Exercise brief:
Reproduce the listing word for word, leaving every picture behind.

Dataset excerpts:
-=-=-
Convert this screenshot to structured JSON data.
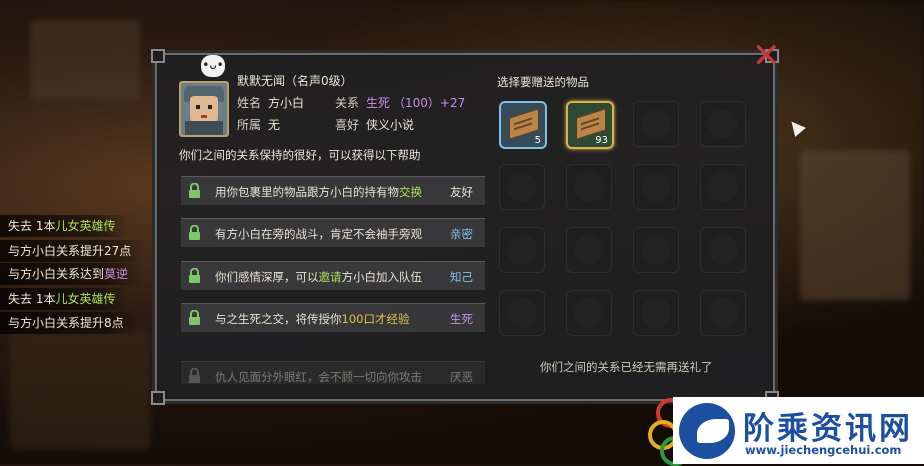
{
  "log_lines": [
    {
      "prefix": "失去 1本",
      "highlight": "儿女英雄传",
      "suffix": "",
      "color": "green"
    },
    {
      "prefix": "与方小白关系提升27点",
      "highlight": "",
      "suffix": "",
      "color": ""
    },
    {
      "prefix": "与方小白关系达到",
      "highlight": "莫逆",
      "suffix": "",
      "color": "purple"
    },
    {
      "prefix": "失去 1本",
      "highlight": "儿女英雄传",
      "suffix": "",
      "color": "green"
    },
    {
      "prefix": "与方小白关系提升8点",
      "highlight": "",
      "suffix": "",
      "color": ""
    }
  ],
  "npc": {
    "mood_icon": "speech-bubble-face-icon",
    "title": "默默无闻（名声0级）",
    "name_label": "姓名",
    "name": "方小白",
    "faction_label": "所属",
    "faction": "无",
    "relation_label": "关系",
    "relation": "生死",
    "relation_value": "（100）+27",
    "hobby_label": "喜好",
    "hobby": "侠义小说"
  },
  "help_intro": "你们之间的关系保持的很好，可以获得以下帮助",
  "help_rows": [
    {
      "pre": "用你包裹里的物品跟方小白的持有物",
      "hl": "交换",
      "post": "",
      "level": "友好",
      "level_color": "#e8e2d0",
      "hl_color": "#a8e05a"
    },
    {
      "pre": "有方小白在旁的战斗，肯定不会袖手旁观",
      "hl": "",
      "post": "",
      "level": "亲密",
      "level_color": "#7fc0e6",
      "hl_color": ""
    },
    {
      "pre": "你们感情深厚，可以",
      "hl": "邀请",
      "post": "方小白加入队伍",
      "level": "知己",
      "level_color": "#7fc0e6",
      "hl_color": "#a8e05a"
    },
    {
      "pre": "与之生死之交，将传授你",
      "hl": "100口才经验",
      "post": "",
      "level": "生死",
      "level_color": "#c98ee8",
      "hl_color": "#e2c04a"
    },
    {
      "pre": "仇人见面分外眼红，会不顾一切向你攻击",
      "hl": "",
      "post": "",
      "level": "厌恶",
      "level_color": "#e8e2d0",
      "hl_color": ""
    }
  ],
  "gift": {
    "title": "选择要赠送的物品",
    "items": [
      {
        "icon": "book-icon",
        "count": "5"
      },
      {
        "icon": "book-icon",
        "count": "93"
      }
    ],
    "footer": "你们之间的关系已经无需再送礼了"
  },
  "watermark": {
    "title": "阶乘资讯网",
    "url": "www.jiechengcehui.com"
  }
}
-=-=-
Complete answer:
Convert this screenshot to structured JSON data.
{
  "log_lines": [
    {
      "prefix": "失去 1本",
      "highlight": "儿女英雄传",
      "suffix": "",
      "color": "green"
    },
    {
      "prefix": "与方小白关系提升27点",
      "highlight": "",
      "suffix": "",
      "color": ""
    },
    {
      "prefix": "与方小白关系达到",
      "highlight": "莫逆",
      "suffix": "",
      "color": "purple"
    },
    {
      "prefix": "失去 1本",
      "highlight": "儿女英雄传",
      "suffix": "",
      "color": "green"
    },
    {
      "prefix": "与方小白关系提升8点",
      "highlight": "",
      "suffix": "",
      "color": ""
    }
  ],
  "npc": {
    "mood_icon": "speech-bubble-face-icon",
    "title": "默默无闻（名声0级）",
    "name_label": "姓名",
    "name": "方小白",
    "faction_label": "所属",
    "faction": "无",
    "relation_label": "关系",
    "relation": "生死",
    "relation_value": "（100）+27",
    "hobby_label": "喜好",
    "hobby": "侠义小说"
  },
  "help_intro": "你们之间的关系保持的很好，可以获得以下帮助",
  "help_rows": [
    {
      "pre": "用你包裹里的物品跟方小白的持有物",
      "hl": "交换",
      "post": "",
      "level": "友好",
      "level_color": "#e8e2d0",
      "hl_color": "#a8e05a"
    },
    {
      "pre": "有方小白在旁的战斗，肯定不会袖手旁观",
      "hl": "",
      "post": "",
      "level": "亲密",
      "level_color": "#7fc0e6",
      "hl_color": ""
    },
    {
      "pre": "你们感情深厚，可以",
      "hl": "邀请",
      "post": "方小白加入队伍",
      "level": "知己",
      "level_color": "#7fc0e6",
      "hl_color": "#a8e05a"
    },
    {
      "pre": "与之生死之交，将传授你",
      "hl": "100口才经验",
      "post": "",
      "level": "生死",
      "level_color": "#c98ee8",
      "hl_color": "#e2c04a"
    },
    {
      "pre": "仇人见面分外眼红，会不顾一切向你攻击",
      "hl": "",
      "post": "",
      "level": "厌恶",
      "level_color": "#e8e2d0",
      "hl_color": ""
    }
  ],
  "gift": {
    "title": "选择要赠送的物品",
    "items": [
      {
        "icon": "book-icon",
        "count": "5"
      },
      {
        "icon": "book-icon",
        "count": "93"
      }
    ],
    "footer": "你们之间的关系已经无需再送礼了"
  },
  "watermark": {
    "title": "阶乘资讯网",
    "url": "www.jiechengcehui.com"
  }
}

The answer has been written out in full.